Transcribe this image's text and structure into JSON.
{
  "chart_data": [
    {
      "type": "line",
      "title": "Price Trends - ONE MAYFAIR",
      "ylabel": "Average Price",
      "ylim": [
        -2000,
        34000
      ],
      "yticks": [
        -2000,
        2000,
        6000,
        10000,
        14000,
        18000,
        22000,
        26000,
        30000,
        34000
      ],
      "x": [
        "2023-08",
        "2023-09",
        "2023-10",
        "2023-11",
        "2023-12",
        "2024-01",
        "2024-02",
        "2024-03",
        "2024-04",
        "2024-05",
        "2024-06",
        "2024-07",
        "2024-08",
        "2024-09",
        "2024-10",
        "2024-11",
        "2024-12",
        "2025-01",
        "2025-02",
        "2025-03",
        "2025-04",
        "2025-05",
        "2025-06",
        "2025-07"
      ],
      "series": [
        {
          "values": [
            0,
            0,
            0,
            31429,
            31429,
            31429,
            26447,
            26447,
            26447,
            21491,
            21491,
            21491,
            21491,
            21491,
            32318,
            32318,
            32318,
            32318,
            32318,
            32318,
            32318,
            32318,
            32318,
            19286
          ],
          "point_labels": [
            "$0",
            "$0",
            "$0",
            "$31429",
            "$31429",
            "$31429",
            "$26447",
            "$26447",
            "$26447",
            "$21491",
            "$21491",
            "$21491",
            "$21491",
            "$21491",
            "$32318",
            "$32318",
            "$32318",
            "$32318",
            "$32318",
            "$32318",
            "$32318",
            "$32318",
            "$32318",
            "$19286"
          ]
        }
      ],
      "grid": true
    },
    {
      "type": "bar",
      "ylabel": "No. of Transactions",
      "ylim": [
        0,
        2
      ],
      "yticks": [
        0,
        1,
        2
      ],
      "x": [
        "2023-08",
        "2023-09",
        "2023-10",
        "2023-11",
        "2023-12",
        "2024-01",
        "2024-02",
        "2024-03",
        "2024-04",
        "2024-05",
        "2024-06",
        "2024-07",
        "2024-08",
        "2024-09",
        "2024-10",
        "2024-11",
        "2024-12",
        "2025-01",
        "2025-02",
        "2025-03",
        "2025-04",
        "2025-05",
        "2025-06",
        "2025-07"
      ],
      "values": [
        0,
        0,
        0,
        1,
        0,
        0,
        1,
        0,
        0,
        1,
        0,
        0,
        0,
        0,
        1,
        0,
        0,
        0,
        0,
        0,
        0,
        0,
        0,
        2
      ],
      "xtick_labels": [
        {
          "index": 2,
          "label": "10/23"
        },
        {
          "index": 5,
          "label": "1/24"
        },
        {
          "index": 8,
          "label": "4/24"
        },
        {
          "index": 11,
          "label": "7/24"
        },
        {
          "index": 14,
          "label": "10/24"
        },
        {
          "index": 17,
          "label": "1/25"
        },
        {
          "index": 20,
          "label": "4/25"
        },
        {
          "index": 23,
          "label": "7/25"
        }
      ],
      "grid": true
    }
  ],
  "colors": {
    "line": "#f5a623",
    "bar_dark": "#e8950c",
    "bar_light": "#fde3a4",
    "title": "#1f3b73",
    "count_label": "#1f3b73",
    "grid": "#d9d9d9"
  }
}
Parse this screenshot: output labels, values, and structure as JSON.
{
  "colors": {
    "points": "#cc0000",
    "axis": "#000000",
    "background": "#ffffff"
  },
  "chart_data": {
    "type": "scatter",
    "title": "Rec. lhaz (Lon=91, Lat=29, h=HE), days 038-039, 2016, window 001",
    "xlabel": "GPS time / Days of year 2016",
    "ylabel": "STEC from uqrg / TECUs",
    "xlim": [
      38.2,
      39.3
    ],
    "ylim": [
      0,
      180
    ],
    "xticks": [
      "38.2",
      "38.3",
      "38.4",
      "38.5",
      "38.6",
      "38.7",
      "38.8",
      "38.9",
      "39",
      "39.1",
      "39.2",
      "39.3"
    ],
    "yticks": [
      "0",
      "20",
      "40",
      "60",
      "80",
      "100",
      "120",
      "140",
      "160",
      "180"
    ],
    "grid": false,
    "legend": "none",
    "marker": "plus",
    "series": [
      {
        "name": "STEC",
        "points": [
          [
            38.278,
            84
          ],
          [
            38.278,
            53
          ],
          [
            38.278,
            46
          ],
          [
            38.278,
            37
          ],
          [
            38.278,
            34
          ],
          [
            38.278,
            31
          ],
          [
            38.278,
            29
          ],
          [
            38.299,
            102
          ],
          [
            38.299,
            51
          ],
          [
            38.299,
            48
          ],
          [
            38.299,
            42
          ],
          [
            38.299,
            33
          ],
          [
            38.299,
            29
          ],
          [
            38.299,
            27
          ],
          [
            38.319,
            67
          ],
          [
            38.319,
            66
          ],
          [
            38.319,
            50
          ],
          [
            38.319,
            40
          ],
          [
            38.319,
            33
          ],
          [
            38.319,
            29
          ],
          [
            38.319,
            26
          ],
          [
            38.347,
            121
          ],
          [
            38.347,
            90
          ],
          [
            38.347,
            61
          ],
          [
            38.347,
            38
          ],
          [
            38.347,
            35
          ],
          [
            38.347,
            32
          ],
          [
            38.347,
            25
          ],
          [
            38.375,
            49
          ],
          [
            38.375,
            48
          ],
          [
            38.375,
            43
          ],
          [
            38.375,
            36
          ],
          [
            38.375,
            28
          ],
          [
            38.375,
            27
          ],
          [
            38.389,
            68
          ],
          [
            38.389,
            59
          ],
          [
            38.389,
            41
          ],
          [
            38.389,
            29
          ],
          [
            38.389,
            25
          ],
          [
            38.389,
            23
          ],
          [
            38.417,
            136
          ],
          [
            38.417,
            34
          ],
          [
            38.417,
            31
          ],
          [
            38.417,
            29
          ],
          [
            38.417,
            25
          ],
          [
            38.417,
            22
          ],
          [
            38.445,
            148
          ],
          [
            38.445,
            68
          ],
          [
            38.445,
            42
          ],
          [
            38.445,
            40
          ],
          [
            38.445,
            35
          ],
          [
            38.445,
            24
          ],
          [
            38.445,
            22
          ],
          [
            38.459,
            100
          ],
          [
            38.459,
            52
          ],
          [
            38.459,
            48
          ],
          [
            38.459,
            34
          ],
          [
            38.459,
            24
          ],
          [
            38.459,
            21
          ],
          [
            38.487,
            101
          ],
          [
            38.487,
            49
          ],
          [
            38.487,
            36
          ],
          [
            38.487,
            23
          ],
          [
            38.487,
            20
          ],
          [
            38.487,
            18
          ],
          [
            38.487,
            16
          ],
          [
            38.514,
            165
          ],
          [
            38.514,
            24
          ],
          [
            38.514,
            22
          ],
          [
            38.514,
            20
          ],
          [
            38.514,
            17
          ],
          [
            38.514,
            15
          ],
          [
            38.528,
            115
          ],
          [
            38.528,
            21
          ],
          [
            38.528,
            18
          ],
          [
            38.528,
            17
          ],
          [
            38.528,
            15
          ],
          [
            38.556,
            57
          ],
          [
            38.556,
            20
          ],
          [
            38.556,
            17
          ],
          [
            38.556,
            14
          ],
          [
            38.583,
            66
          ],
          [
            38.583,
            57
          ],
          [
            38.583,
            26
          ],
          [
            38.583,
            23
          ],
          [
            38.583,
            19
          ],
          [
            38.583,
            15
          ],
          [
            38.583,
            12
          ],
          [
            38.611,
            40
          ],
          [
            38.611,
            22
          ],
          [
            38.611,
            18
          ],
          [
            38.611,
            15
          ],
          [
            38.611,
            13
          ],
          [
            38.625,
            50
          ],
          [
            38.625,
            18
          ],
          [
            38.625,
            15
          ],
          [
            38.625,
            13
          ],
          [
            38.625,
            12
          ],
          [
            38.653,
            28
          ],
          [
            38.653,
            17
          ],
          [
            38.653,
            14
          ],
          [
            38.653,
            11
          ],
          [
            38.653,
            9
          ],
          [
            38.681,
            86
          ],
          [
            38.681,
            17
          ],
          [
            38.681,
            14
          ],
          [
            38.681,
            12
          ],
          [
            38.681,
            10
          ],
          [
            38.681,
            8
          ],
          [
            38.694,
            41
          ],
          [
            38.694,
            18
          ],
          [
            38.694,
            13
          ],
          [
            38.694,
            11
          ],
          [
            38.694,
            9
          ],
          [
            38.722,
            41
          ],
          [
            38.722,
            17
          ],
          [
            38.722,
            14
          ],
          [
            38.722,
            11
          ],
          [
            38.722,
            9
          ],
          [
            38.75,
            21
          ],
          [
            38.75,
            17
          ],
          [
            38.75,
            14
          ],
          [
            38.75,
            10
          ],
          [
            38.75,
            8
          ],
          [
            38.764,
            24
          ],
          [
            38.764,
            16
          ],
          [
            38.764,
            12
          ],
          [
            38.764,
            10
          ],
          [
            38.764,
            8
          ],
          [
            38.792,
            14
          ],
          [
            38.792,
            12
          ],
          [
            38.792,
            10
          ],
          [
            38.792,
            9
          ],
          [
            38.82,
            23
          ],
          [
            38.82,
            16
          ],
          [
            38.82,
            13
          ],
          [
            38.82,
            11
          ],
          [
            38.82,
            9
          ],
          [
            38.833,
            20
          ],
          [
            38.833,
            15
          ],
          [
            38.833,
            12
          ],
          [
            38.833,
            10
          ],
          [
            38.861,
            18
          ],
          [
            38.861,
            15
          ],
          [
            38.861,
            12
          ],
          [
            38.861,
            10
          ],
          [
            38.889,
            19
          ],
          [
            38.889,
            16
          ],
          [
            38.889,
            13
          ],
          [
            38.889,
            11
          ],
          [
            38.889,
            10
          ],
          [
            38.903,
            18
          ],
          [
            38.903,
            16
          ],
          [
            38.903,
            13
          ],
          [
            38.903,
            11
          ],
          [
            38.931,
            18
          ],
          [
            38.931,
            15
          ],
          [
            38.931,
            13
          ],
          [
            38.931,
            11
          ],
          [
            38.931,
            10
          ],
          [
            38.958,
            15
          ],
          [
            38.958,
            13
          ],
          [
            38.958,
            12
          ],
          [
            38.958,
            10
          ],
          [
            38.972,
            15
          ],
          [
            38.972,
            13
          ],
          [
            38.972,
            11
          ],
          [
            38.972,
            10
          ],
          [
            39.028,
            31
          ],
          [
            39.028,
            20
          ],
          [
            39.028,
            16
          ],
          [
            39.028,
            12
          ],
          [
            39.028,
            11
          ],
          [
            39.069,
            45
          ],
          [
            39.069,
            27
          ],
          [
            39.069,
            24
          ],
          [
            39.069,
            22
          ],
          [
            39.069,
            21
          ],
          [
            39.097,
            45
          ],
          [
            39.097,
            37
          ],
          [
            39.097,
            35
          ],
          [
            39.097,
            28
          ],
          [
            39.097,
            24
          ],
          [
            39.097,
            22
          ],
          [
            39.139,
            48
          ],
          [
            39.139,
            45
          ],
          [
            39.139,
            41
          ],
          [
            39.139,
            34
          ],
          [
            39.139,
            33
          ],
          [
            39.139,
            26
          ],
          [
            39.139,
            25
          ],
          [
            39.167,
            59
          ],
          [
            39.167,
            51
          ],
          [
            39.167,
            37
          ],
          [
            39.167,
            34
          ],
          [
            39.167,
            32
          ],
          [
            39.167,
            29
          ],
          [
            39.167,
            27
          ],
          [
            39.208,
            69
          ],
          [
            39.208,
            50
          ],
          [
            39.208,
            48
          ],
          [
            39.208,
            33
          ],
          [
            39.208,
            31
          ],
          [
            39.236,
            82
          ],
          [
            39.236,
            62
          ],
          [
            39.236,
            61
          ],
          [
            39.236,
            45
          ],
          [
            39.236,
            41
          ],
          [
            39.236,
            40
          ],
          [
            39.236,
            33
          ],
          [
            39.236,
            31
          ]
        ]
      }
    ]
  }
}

+ + + +

■ Your task ■
Count all lines of the data that include "Price". The answer is the number alone.

■ Right answer ■
2